Exercise directions
Return the entries below verbatim. Pictures stay out.

Exercise materials

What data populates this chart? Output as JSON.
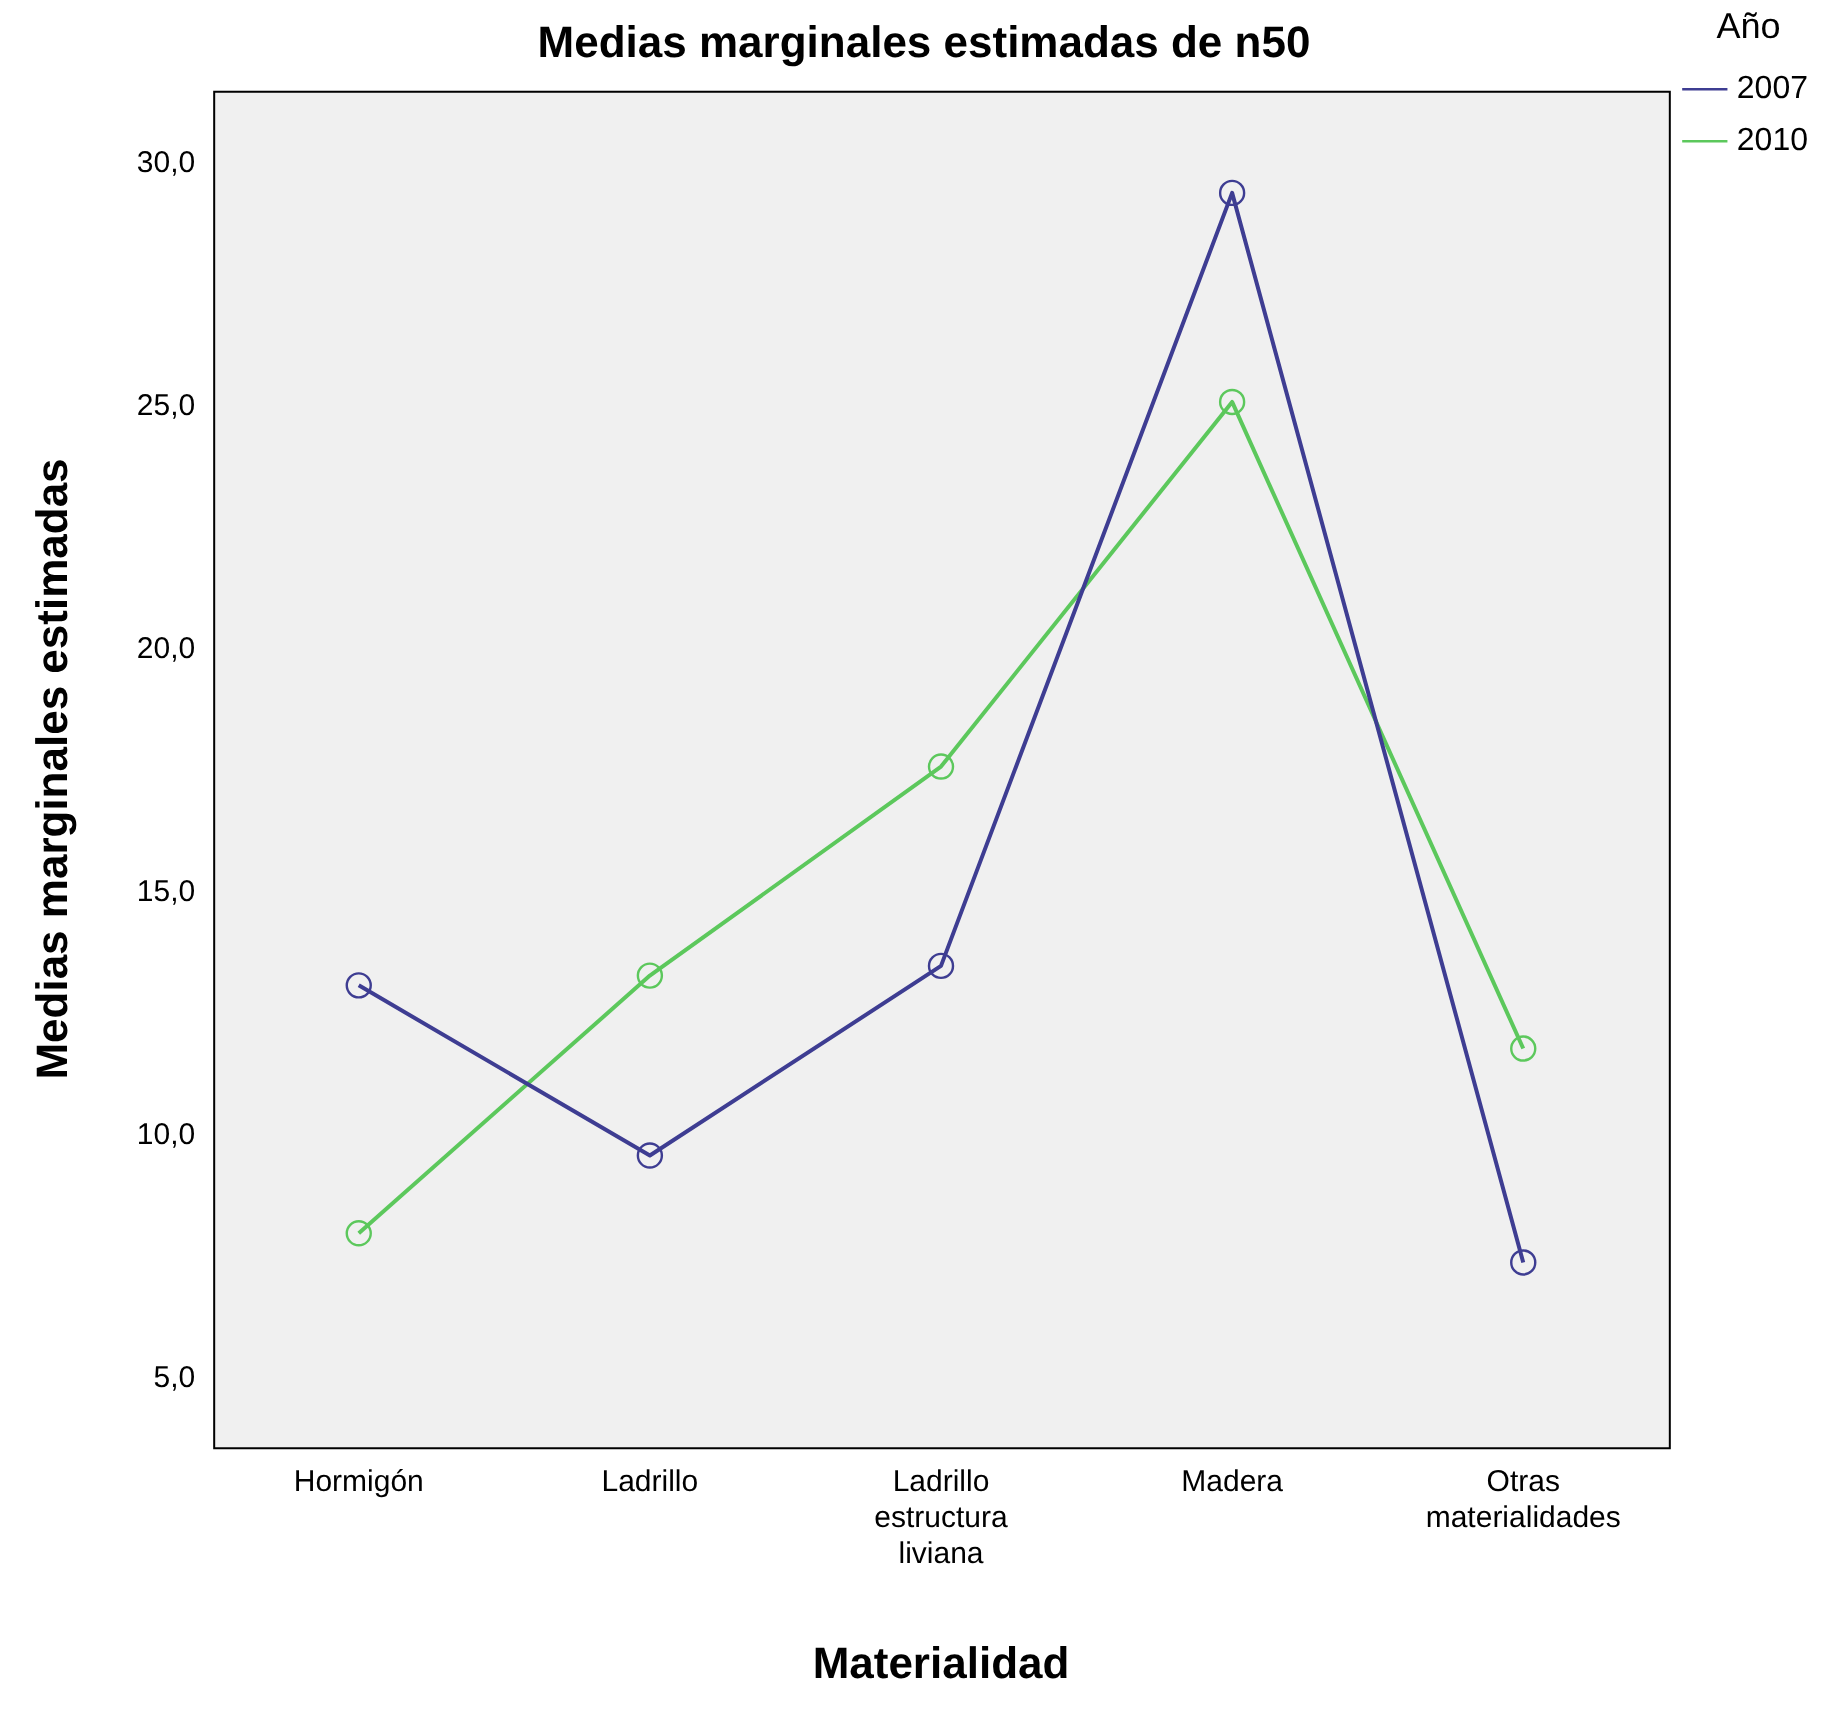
{
  "chart_data": {
    "type": "line",
    "title": "Medias marginales estimadas de n50",
    "xlabel": "Materialidad",
    "ylabel": "Medias marginales estimadas",
    "legend_title": "Año",
    "categories": [
      "Hormigón",
      "Ladrillo",
      "Ladrillo estructura liviana",
      "Madera",
      "Otras materialidades"
    ],
    "series": [
      {
        "name": "2007",
        "color": "#3e3d92",
        "values": [
          13.1,
          9.6,
          13.5,
          29.4,
          7.4
        ]
      },
      {
        "name": "2010",
        "color": "#5cc85c",
        "values": [
          8.0,
          13.3,
          17.6,
          25.1,
          11.8
        ]
      }
    ],
    "ylim": [
      3.6,
      31.5
    ],
    "yticks": [
      {
        "value": 5,
        "label": "5,0"
      },
      {
        "value": 10,
        "label": "10,0"
      },
      {
        "value": 15,
        "label": "15,0"
      },
      {
        "value": 20,
        "label": "20,0"
      },
      {
        "value": 25,
        "label": "25,0"
      },
      {
        "value": 30,
        "label": "30,0"
      }
    ],
    "grid": false,
    "legend": "top right",
    "marker": "circle",
    "line_style": "solid"
  }
}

Exercise answer
What data populates this chart? Output as JSON.
{
  "chart_data": {
    "type": "line",
    "title": "Medias marginales estimadas de n50",
    "xlabel": "Materialidad",
    "ylabel": "Medias marginales estimadas",
    "legend_title": "Año",
    "categories": [
      "Hormigón",
      "Ladrillo",
      "Ladrillo estructura liviana",
      "Madera",
      "Otras materialidades"
    ],
    "series": [
      {
        "name": "2007",
        "color": "#3e3d92",
        "values": [
          13.1,
          9.6,
          13.5,
          29.4,
          7.4
        ]
      },
      {
        "name": "2010",
        "color": "#5cc85c",
        "values": [
          8.0,
          13.3,
          17.6,
          25.1,
          11.8
        ]
      }
    ],
    "ylim": [
      3.6,
      31.5
    ],
    "yticks": [
      {
        "value": 5,
        "label": "5,0"
      },
      {
        "value": 10,
        "label": "10,0"
      },
      {
        "value": 15,
        "label": "15,0"
      },
      {
        "value": 20,
        "label": "20,0"
      },
      {
        "value": 25,
        "label": "25,0"
      },
      {
        "value": 30,
        "label": "30,0"
      }
    ],
    "grid": false,
    "legend": "top right",
    "marker": "circle",
    "line_style": "solid"
  }
}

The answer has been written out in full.